Figure record extracts:
------------------------------------
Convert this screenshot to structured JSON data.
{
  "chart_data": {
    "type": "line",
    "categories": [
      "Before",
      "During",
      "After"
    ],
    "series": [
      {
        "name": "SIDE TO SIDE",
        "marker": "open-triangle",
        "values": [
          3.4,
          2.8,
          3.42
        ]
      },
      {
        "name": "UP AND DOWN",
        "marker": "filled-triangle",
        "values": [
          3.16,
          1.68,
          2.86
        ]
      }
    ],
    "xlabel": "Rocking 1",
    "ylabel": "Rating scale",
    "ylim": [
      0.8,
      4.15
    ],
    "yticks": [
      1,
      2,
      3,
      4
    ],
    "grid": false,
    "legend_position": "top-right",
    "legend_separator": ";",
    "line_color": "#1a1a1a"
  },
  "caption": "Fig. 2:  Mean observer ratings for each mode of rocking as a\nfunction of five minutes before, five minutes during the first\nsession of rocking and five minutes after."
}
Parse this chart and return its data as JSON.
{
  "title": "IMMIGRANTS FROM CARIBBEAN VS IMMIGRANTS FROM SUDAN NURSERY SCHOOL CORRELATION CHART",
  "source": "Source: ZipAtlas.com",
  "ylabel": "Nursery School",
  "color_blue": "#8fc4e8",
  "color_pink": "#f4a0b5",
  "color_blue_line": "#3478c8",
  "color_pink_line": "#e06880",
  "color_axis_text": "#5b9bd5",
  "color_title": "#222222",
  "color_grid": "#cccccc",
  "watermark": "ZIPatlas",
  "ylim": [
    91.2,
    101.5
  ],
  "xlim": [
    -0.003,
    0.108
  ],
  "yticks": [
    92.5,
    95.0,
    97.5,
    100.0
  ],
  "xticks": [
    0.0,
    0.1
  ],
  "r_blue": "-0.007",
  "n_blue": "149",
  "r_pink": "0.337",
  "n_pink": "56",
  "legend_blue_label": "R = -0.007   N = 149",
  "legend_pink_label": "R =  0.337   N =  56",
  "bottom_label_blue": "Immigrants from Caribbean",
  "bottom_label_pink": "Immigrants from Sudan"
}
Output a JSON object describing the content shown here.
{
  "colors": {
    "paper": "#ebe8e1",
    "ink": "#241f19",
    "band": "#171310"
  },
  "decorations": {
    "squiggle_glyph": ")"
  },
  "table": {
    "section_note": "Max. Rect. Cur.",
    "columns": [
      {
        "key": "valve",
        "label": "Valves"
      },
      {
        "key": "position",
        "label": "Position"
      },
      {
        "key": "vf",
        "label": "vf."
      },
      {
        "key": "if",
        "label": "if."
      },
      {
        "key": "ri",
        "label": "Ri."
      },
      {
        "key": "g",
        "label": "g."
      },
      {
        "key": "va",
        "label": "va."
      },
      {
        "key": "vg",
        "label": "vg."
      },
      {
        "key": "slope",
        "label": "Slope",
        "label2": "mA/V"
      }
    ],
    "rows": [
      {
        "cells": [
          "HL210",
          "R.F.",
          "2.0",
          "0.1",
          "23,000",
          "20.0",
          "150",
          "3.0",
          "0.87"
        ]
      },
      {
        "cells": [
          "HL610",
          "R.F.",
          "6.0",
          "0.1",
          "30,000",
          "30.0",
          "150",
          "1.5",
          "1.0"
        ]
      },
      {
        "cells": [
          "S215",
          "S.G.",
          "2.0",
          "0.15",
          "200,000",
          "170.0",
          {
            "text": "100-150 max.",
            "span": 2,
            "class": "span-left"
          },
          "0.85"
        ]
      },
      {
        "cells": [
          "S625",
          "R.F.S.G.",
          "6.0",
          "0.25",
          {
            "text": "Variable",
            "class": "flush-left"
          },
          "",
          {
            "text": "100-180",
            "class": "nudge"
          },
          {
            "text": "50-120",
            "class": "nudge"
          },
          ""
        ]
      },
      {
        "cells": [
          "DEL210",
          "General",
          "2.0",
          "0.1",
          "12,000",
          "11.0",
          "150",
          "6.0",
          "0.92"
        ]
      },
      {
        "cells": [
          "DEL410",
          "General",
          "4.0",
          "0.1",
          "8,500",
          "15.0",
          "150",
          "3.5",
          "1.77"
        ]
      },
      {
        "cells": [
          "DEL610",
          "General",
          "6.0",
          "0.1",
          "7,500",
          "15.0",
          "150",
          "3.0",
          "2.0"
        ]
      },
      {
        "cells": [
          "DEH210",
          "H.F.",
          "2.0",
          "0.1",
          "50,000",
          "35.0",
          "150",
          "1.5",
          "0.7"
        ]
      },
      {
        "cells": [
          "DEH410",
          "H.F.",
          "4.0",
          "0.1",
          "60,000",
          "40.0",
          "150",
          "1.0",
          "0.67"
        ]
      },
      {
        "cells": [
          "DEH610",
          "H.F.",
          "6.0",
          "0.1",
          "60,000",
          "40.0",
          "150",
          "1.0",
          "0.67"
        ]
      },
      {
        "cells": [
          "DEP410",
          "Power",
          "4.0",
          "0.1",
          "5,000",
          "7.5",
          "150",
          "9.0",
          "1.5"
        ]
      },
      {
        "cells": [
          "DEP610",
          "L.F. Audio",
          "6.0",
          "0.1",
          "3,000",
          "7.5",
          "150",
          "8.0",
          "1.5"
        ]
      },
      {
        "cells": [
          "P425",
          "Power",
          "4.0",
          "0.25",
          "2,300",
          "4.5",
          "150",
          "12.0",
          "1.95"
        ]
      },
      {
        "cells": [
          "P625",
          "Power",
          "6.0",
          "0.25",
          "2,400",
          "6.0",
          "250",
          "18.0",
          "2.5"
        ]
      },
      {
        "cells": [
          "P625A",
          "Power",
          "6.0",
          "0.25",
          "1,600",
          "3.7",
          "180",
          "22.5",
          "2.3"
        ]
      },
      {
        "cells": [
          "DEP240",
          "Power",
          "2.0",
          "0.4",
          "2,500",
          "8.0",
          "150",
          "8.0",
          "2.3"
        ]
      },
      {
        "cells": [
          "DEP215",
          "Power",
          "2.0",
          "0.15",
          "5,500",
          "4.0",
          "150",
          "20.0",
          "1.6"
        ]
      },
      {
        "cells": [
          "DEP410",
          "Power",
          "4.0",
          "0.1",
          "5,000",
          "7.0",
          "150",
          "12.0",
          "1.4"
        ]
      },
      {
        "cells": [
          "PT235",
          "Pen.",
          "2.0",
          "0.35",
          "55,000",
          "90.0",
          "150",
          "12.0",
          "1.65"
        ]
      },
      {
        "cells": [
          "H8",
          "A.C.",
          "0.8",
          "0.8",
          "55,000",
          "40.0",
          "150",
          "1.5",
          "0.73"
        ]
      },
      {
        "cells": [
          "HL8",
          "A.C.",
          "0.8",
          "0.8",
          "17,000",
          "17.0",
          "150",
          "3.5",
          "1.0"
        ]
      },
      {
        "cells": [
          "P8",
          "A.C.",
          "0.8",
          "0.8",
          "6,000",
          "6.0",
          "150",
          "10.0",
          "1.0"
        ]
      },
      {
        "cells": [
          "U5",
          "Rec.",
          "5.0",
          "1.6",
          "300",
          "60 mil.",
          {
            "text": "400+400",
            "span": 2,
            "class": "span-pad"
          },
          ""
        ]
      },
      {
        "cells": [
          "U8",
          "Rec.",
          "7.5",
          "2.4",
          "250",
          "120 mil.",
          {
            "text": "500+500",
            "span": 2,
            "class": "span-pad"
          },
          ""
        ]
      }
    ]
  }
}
------------------------------------
Each line that holds the word "ylabel" is to be copied.

* _WRITTEN ANSWER_:
    "ylabel": "Rating scale",
  "ylabel": "Nursery School",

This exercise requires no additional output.